#### Task inputs ####

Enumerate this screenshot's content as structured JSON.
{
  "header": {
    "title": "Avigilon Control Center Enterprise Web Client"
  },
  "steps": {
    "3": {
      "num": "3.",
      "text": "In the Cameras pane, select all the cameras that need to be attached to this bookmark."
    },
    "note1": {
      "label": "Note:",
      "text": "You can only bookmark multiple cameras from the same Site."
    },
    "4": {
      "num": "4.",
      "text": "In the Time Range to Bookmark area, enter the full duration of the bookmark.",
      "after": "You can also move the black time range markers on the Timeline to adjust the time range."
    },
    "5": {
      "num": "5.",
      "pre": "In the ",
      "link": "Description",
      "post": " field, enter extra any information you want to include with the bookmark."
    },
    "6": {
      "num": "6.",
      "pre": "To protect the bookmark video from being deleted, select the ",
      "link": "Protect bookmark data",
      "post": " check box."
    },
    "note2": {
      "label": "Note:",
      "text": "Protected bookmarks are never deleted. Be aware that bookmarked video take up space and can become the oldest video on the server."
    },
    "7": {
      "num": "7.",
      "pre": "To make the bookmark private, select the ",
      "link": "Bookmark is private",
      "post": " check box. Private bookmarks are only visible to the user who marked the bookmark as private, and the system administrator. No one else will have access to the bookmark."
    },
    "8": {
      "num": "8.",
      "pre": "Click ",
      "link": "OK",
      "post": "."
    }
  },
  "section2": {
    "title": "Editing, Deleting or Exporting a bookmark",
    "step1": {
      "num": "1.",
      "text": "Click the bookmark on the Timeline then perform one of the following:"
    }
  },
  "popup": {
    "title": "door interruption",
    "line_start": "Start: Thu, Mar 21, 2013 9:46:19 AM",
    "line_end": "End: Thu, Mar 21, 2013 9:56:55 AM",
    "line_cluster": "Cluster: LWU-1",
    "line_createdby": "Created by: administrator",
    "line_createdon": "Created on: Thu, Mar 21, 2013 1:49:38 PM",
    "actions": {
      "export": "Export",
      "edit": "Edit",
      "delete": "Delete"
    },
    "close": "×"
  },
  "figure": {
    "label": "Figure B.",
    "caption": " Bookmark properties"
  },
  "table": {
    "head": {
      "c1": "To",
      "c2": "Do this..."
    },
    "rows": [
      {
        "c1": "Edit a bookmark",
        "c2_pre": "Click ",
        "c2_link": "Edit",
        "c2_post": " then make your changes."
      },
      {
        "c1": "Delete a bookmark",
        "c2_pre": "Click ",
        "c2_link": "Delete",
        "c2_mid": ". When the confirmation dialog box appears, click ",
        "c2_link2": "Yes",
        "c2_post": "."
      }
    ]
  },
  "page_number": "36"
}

####

**Short problem**
Retype every record above exactly as written.

**Answer to the exercise**
Enumerate this screenshot's content as structured JSON.
{
  "header": {
    "title": "Avigilon Control Center Enterprise Web Client"
  },
  "steps": {
    "3": {
      "num": "3.",
      "text": "In the Cameras pane, select all the cameras that need to be attached to this bookmark."
    },
    "note1": {
      "label": "Note:",
      "text": "You can only bookmark multiple cameras from the same Site."
    },
    "4": {
      "num": "4.",
      "text": "In the Time Range to Bookmark area, enter the full duration of the bookmark.",
      "after": "You can also move the black time range markers on the Timeline to adjust the time range."
    },
    "5": {
      "num": "5.",
      "pre": "In the ",
      "link": "Description",
      "post": " field, enter extra any information you want to include with the bookmark."
    },
    "6": {
      "num": "6.",
      "pre": "To protect the bookmark video from being deleted, select the ",
      "link": "Protect bookmark data",
      "post": " check box."
    },
    "note2": {
      "label": "Note:",
      "text": "Protected bookmarks are never deleted. Be aware that bookmarked video take up space and can become the oldest video on the server."
    },
    "7": {
      "num": "7.",
      "pre": "To make the bookmark private, select the ",
      "link": "Bookmark is private",
      "post": " check box. Private bookmarks are only visible to the user who marked the bookmark as private, and the system administrator. No one else will have access to the bookmark."
    },
    "8": {
      "num": "8.",
      "pre": "Click ",
      "link": "OK",
      "post": "."
    }
  },
  "section2": {
    "title": "Editing, Deleting or Exporting a bookmark",
    "step1": {
      "num": "1.",
      "text": "Click the bookmark on the Timeline then perform one of the following:"
    }
  },
  "popup": {
    "title": "door interruption",
    "line_start": "Start: Thu, Mar 21, 2013 9:46:19 AM",
    "line_end": "End: Thu, Mar 21, 2013 9:56:55 AM",
    "line_cluster": "Cluster: LWU-1",
    "line_createdby": "Created by: administrator",
    "line_createdon": "Created on: Thu, Mar 21, 2013 1:49:38 PM",
    "actions": {
      "export": "Export",
      "edit": "Edit",
      "delete": "Delete"
    },
    "close": "×"
  },
  "figure": {
    "label": "Figure B.",
    "caption": " Bookmark properties"
  },
  "table": {
    "head": {
      "c1": "To",
      "c2": "Do this..."
    },
    "rows": [
      {
        "c1": "Edit a bookmark",
        "c2_pre": "Click ",
        "c2_link": "Edit",
        "c2_post": " then make your changes."
      },
      {
        "c1": "Delete a bookmark",
        "c2_pre": "Click ",
        "c2_link": "Delete",
        "c2_mid": ". When the confirmation dialog box appears, click ",
        "c2_link2": "Yes",
        "c2_post": "."
      }
    ]
  },
  "page_number": "36"
}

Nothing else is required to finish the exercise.